_Instructions for the task:_ Check each line of the records for "percentage"; collect those that have it.

_Dataset items:_
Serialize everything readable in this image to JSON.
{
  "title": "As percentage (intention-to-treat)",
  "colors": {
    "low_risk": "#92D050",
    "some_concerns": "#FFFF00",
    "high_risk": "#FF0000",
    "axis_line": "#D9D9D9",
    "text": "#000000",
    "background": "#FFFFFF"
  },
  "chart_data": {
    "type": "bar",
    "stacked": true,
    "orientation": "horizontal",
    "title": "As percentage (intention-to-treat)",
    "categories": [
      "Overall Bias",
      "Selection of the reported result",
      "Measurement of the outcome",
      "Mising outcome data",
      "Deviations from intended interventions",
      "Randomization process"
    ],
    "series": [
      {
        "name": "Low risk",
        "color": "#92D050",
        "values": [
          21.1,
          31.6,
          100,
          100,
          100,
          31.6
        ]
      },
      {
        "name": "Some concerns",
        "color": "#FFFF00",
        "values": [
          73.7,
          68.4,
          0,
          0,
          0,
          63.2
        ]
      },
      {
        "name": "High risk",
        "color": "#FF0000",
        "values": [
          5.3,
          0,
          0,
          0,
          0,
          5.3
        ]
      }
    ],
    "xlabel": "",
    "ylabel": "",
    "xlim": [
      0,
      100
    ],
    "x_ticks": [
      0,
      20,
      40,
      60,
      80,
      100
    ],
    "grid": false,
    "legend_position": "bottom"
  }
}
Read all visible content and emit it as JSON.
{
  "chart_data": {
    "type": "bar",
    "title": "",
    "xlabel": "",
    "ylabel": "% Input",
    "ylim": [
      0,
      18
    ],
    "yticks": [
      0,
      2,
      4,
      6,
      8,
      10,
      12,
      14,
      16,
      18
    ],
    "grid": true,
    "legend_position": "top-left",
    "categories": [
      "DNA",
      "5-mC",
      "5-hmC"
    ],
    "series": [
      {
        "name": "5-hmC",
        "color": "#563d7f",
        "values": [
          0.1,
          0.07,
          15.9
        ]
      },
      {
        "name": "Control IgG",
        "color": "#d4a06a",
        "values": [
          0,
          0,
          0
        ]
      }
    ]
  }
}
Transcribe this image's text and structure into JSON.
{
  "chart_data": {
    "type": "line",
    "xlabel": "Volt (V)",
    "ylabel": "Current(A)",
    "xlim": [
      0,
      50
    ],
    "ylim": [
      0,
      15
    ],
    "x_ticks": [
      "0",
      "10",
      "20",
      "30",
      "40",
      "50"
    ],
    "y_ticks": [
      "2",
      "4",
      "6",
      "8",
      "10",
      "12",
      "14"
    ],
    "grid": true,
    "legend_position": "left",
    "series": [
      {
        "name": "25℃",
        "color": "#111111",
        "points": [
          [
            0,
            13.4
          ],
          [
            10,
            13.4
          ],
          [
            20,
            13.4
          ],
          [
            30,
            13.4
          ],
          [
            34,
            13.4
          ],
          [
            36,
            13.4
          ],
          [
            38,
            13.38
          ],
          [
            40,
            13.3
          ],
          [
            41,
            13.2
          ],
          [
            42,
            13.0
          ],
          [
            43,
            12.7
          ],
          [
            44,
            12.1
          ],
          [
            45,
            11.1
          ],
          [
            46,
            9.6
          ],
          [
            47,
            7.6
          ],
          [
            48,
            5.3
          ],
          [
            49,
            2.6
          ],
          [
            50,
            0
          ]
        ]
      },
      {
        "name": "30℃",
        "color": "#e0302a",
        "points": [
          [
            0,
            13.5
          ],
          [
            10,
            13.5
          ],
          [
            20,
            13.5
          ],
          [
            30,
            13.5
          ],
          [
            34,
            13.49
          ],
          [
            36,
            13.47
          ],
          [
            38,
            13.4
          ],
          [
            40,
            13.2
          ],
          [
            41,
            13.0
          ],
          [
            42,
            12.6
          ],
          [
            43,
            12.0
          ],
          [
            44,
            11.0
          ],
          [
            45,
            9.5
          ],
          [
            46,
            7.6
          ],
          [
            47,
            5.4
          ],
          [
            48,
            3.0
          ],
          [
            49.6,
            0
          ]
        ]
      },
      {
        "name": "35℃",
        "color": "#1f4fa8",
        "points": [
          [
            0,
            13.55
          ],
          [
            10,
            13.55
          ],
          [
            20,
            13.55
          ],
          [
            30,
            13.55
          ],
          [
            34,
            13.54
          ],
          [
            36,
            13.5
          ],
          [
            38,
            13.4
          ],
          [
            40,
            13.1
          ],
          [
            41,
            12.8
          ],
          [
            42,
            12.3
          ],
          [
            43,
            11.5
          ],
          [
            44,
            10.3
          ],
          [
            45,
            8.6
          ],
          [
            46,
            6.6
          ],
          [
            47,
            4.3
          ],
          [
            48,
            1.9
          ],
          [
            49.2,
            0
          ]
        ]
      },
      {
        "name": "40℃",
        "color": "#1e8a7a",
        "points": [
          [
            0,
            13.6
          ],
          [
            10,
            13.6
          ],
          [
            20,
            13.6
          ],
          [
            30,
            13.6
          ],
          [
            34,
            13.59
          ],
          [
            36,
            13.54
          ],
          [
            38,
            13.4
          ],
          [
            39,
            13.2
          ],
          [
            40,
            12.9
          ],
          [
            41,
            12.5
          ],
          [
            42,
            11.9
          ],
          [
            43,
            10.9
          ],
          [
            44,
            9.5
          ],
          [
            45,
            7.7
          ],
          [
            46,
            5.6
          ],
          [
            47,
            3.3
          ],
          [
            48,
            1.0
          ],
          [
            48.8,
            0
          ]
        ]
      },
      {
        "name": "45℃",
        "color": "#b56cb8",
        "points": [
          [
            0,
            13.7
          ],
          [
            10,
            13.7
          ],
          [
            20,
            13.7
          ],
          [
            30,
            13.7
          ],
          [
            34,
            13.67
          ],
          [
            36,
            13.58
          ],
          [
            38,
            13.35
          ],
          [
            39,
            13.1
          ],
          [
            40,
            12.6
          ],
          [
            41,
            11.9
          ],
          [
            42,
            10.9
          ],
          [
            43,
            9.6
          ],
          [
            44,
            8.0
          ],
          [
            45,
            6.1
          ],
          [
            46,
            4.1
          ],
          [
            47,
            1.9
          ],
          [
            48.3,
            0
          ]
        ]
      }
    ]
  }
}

_Answer in full:_
  "title": "As percentage (intention-to-treat)",
    "title": "As percentage (intention-to-treat)",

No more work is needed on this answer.